▸ **What to work on**
Find the string "TradingView" in the entries and copy each line that has it.

Records that describe figures
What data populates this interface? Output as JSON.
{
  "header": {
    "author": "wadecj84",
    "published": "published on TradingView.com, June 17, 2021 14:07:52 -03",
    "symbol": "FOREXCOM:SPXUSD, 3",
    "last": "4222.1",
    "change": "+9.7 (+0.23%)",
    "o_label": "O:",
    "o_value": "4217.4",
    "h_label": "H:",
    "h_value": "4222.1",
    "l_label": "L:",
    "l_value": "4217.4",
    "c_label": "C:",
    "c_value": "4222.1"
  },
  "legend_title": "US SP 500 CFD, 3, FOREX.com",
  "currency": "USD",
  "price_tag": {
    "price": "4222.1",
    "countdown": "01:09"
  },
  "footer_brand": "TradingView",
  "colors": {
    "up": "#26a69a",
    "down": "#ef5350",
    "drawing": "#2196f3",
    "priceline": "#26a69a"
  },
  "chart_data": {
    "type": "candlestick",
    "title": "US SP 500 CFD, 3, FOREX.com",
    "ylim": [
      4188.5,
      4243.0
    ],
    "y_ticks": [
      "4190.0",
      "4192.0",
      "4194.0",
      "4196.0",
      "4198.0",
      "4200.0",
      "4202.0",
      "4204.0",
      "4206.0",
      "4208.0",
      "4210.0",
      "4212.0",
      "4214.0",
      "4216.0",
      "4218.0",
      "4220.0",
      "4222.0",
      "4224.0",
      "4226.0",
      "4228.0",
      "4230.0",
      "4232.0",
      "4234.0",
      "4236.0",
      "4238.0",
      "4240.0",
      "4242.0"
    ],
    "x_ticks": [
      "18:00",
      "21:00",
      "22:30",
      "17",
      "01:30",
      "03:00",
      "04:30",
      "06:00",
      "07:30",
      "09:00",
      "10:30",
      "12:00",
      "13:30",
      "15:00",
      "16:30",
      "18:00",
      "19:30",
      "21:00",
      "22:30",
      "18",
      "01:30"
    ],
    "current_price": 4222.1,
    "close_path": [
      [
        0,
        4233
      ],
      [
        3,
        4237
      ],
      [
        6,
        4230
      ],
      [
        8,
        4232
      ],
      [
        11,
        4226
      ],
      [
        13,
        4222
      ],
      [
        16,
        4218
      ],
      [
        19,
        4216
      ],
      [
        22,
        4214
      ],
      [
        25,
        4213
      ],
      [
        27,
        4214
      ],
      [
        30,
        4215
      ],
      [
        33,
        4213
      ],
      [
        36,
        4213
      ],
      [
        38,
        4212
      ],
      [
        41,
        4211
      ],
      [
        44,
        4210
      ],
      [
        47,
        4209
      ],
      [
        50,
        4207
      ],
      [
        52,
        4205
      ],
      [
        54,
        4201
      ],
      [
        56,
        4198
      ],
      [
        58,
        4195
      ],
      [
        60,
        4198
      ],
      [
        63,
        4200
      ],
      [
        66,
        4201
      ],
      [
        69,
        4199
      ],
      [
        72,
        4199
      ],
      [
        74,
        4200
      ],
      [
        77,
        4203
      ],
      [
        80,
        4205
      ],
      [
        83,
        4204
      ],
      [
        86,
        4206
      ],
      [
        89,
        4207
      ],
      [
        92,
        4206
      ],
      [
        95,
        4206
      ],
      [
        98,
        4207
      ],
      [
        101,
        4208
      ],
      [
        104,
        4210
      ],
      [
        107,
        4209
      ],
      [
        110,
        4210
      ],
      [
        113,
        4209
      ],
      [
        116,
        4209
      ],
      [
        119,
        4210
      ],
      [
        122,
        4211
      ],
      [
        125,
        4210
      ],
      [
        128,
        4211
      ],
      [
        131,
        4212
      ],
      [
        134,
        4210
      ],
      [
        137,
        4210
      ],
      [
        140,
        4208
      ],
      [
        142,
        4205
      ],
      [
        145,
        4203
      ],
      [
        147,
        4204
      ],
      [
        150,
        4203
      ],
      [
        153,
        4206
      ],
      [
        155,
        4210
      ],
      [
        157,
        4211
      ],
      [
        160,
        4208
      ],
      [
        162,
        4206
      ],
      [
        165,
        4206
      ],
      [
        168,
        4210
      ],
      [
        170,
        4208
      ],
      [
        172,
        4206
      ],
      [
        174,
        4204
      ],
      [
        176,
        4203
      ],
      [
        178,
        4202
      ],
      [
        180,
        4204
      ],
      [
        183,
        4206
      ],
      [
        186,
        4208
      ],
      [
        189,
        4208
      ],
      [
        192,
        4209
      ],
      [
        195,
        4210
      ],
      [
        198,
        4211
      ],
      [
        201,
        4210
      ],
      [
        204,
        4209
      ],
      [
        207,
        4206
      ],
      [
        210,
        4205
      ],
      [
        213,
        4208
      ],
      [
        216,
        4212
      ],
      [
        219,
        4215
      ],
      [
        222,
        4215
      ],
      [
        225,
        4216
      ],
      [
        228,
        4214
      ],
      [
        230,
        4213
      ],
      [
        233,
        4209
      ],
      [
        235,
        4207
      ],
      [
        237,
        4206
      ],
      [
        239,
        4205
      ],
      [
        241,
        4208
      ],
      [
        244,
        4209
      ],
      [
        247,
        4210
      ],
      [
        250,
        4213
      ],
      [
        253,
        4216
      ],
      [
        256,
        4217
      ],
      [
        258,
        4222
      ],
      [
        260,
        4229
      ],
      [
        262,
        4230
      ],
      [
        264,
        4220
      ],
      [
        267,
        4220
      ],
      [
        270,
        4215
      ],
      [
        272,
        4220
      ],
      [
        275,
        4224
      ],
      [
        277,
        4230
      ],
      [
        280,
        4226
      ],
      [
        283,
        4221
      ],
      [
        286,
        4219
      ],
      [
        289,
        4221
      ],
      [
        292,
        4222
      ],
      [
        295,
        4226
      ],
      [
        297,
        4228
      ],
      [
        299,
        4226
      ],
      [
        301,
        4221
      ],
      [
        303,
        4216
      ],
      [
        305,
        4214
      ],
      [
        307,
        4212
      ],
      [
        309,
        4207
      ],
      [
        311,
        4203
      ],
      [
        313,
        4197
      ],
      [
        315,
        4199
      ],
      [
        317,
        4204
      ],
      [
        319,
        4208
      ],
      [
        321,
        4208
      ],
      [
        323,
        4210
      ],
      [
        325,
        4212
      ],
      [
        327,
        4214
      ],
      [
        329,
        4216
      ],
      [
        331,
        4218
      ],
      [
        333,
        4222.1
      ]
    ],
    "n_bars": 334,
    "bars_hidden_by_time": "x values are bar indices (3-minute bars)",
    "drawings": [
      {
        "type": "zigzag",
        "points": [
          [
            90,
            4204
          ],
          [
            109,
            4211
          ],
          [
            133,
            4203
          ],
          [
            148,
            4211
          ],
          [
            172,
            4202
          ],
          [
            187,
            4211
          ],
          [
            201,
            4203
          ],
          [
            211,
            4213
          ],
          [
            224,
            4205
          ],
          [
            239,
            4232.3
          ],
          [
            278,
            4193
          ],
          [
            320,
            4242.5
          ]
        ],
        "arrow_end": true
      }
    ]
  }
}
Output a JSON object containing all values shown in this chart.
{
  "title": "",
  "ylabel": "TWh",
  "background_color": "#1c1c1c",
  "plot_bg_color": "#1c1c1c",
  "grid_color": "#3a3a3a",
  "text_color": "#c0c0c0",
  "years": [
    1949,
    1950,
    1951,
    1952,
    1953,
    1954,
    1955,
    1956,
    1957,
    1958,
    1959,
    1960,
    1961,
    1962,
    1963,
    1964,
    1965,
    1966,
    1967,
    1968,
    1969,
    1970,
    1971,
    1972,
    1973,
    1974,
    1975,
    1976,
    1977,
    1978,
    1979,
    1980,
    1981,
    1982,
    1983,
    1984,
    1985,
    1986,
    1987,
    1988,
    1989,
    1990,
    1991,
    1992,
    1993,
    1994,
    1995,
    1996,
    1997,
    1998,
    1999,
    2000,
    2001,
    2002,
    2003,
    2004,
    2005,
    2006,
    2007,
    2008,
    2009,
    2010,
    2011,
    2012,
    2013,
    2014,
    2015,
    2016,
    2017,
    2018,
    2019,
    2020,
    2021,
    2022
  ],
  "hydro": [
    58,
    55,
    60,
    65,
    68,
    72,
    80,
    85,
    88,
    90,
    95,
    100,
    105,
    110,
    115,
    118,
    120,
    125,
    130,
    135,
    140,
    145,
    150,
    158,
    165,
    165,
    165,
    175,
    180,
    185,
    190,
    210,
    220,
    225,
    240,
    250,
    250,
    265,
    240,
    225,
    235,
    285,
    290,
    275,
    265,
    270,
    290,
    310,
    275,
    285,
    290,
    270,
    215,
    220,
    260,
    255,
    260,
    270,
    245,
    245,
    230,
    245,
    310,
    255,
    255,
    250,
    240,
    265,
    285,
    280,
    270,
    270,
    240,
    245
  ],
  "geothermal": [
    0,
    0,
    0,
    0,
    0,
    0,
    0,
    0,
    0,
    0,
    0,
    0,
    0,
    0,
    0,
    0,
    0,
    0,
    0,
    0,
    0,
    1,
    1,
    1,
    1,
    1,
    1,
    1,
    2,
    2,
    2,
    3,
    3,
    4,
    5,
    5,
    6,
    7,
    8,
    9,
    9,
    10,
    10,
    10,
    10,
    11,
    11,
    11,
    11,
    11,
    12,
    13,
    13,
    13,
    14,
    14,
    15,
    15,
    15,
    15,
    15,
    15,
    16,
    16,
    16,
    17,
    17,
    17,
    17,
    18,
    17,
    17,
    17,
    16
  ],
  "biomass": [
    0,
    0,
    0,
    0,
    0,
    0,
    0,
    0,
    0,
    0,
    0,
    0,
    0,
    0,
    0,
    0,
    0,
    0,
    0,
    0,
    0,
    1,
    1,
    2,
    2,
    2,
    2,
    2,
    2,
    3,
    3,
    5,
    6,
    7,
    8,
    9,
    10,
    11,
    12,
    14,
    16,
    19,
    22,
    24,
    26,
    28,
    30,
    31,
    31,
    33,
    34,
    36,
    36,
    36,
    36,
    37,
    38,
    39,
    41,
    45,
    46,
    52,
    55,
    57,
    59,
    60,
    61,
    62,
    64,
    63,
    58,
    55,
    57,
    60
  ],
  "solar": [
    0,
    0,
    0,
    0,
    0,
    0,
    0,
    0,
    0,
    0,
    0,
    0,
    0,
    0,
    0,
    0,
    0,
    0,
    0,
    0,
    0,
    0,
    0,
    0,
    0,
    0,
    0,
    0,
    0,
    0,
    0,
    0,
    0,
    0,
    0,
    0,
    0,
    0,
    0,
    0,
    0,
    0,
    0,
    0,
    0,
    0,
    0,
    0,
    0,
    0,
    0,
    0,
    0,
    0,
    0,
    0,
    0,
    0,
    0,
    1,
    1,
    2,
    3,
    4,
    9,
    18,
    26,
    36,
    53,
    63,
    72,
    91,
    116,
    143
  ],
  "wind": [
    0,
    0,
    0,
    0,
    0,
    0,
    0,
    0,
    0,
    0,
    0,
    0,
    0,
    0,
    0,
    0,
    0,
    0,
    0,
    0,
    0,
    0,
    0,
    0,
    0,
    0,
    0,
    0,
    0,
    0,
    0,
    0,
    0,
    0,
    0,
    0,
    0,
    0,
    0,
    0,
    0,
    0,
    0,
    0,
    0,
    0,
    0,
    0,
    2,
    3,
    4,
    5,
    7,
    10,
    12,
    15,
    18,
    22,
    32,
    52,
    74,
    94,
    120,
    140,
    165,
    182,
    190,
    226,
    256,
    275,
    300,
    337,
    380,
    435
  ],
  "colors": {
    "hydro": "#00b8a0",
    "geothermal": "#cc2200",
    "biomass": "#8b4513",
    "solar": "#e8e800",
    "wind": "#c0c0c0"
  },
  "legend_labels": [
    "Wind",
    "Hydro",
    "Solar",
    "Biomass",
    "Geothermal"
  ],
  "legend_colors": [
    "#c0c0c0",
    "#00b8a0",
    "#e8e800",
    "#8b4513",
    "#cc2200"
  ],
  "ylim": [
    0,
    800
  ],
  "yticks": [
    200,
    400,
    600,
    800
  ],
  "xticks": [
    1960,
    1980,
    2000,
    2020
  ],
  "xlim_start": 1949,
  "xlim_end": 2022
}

▸ **The completed task**
    "published": "published on TradingView.com, June 17, 2021 14:07:52 -03",
  "footer_brand": "TradingView",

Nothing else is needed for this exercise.